**SELECTED EXTRACT**
Proposed DOL Regulation Sets Guidelines for Fiduciaries on Proxy Voting

EBIA  

EBIA  

Proposed Rule: Fiduciary Duties Regarding Proxy Voting and Shareholder Rights, 29 CFR Part 2550, 85 Fed. Reg. _____ (Sept. __, 2020); News Release: U.S. Department of Labor Proposes Rule on Employee Benefit Plan Proxy Voting and Exercises of Other Shareholder Rights (Aug. 31, 2020); Fact Sheet: Notice of Proposed Rulemaking on Fiduciary Duties Regarding Proxy Voting and Shareholder Rights (Aug. 31, 2020)

Proposed Regulation

News Release

Fact Sheet

The DOL has proposed amending its investment duties regulation to include standards for determining whether and how to exercise shareholder rights, including the right to vote proxies. Such rights have been the subject of multiple DOL interpretive bulletins and other guidance since 1988 (see our Checkpoint article). According to the DOL, that guidance has sown persistent confusion over whether fiduciaries must always vote proxies, which has resulted in increased plan expenses from unnecessary or inappropriate voting. In particular, the DOL expressed concern about the use of plan assets “to support or pursue proxy proposals for environmental, social, or public policy [ESG] agendas that have no connection to increasing the value of investments used for the payment of benefits or plan administrative expenses.” To address these issues, the DOL has proposed amending its regulation on plan fiduciaries’ investment duties to articulate its standards for the exercise of shareholder rights, including when plan fiduciaries must and must not vote proxies. Here are highlights:

  • General Standards. After summarizing the relevant principles under ERISA, the proposal lists certain fiduciary standards and specific actions that must be taken by responsible fiduciaries. The standards require that shareholder rights be exercised solely in accordance with the economic interest of the plan based only on factors affecting the investment’s value, and prohibit subordinating the financial interests of participants and beneficiaries to any non-pecuniary objective. When considering an exercise of shareholder rights, fiduciaries must (a) consider factors such as the portion of the plan invested, the portion of the issuer owned, and the cost of acting; (b) investigate the material facts supporting a proxy vote or other action; and (c) maintain records sufficient to demonstrate the basis for any exercise of shareholder rights. If a fiduciary seeks advice about exercising shareholder rights, the fiduciary must exercise prudence and diligence in selecting and monitoring the advisor, and must not rely on an advisor without appropriate supervision.

**ROWS**
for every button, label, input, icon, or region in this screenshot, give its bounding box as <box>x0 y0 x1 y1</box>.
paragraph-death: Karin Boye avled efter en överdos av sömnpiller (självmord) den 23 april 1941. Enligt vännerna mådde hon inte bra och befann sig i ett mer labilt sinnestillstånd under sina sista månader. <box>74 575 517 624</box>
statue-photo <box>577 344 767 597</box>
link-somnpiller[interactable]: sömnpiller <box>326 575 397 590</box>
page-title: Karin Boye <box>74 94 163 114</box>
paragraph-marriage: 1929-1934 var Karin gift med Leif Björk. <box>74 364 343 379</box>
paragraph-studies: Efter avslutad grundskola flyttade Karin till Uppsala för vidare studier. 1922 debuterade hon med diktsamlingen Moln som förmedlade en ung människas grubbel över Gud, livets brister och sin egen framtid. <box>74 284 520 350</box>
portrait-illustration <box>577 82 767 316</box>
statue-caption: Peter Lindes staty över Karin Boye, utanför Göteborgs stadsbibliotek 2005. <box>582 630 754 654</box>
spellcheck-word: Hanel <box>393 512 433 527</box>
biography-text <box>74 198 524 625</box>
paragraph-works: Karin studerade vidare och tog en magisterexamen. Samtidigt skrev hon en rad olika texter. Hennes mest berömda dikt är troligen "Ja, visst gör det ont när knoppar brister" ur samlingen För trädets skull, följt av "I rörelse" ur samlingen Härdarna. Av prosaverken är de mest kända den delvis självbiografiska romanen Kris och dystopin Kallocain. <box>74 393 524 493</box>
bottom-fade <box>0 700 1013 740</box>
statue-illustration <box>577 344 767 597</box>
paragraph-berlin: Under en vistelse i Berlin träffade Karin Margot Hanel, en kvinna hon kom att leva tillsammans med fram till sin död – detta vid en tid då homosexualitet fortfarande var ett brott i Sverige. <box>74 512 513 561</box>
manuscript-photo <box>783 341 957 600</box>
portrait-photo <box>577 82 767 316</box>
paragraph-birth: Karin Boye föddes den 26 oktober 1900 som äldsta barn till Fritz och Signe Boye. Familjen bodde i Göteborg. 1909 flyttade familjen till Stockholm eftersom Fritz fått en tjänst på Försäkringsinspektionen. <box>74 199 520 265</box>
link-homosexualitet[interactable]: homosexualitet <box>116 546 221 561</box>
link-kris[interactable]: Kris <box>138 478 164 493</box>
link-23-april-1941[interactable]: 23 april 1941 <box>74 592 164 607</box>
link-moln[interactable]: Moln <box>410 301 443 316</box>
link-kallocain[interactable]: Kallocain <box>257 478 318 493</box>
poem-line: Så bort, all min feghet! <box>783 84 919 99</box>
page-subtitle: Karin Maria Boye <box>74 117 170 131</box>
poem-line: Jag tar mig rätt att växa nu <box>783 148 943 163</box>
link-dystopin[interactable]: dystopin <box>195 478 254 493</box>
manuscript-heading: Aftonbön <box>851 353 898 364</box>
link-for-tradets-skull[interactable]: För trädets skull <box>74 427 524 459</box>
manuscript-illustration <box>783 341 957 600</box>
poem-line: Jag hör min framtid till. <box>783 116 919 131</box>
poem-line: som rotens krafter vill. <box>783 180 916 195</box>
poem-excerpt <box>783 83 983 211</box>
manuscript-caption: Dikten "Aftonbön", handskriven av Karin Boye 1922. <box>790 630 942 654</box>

**TASKS AND EXERCISES**
1. Render this sentence from the summary of the DOL proxy voting proposal into Spanish: "The DOL has proposed amending its investment duties regulation to include standards for determining whether and how to exercise shareholder rights, including the right to vote proxies."
2. Pick up the summary of the DOL proxy voting proposal after its final sentence and keep writing it.
The records come from a separate source.

**EXERCISE RESPONSES**
1. El DOL ha propuesto modificar su reglamento sobre deberes de inversión para incluir normas que permitan determinar si se deben ejercer los derechos de los accionistas y cómo hacerlo, incluido el derecho a votar por delegación.

2.
  • When to Vote Proxies. The proposal clearly states the DOL’s position that fiduciaries are not obligated to vote all proxies. In fact, fiduciaries would be barred from voting if the matter being voted on would not have an economic impact based on the factors noted above.
  • Proxy Voting Policies. The proposal affirms that plans may adopt proxy voting policies setting parameters that serve the plan’s economic interest. These policies, the DOL observes, may help address the fact that it may be difficult to know whether a proxy vote will affect the plan’s economic interest without investigation and analysis, so simply deciding whether to vote may burden a plan “out of proportion to any benefit.” To diminish that burden, the proposal outlines three “permitted practices” that may be included in a proxy voting policy. First, a plan could adopt a policy of voting in accordance with management’s recommendation on matters that are “unlikely to have a significant impact.” Second, a plan’s proxy policy could focus voting resources on certain types of proposals. Third, a policy could call for refraining from voting if the plan’s investment is below a quantitative threshold that makes it unlikely the outcome of a vote will have a material impact on the plan. (The preamble asks for comment on a 5% threshold.) Proxy policies would have to be reviewed every two years. The permitted practices would not preclude voting when the plan fiduciary concludes voting would be prudent based on the economic impact after considering the costs.
  • Responsibility and Delegation. The proposal affirms that the responsibility for exercising shareholder rights rests exclusively with a plan’s trustee, unless the trustee is directed by a named fiduciary or has properly delegated that responsibility. Investment managers with the authority to manage plan assets are authorized to exercise shareholder rights unless the plan, trust, or management agreement establish otherwise. If the authority to vote proxies is delegated to an investment manager, or the fiduciary obtains voting-related advice, the responsible plan fiduciary must require that the rationale for voting or the voting advice be sufficiently documented.
  • Pooled Investment Vehicles. Investment managers of pooled investment vehicles generally must reconcile conflicting proxy policies. This may require proportional voting. Alternatively, investment managers may require investors to accept a single proxy policy before investing.
  • Comments and Effect. The preamble invites comments, which are due no later than 30 days after the proposal is published in the Federal Register. Once the final regulation is issued and takes effect, Interpretive Bulletin 2016-01 (see our Checkpoint article)—which no longer represents the views of the DOL—will be removed.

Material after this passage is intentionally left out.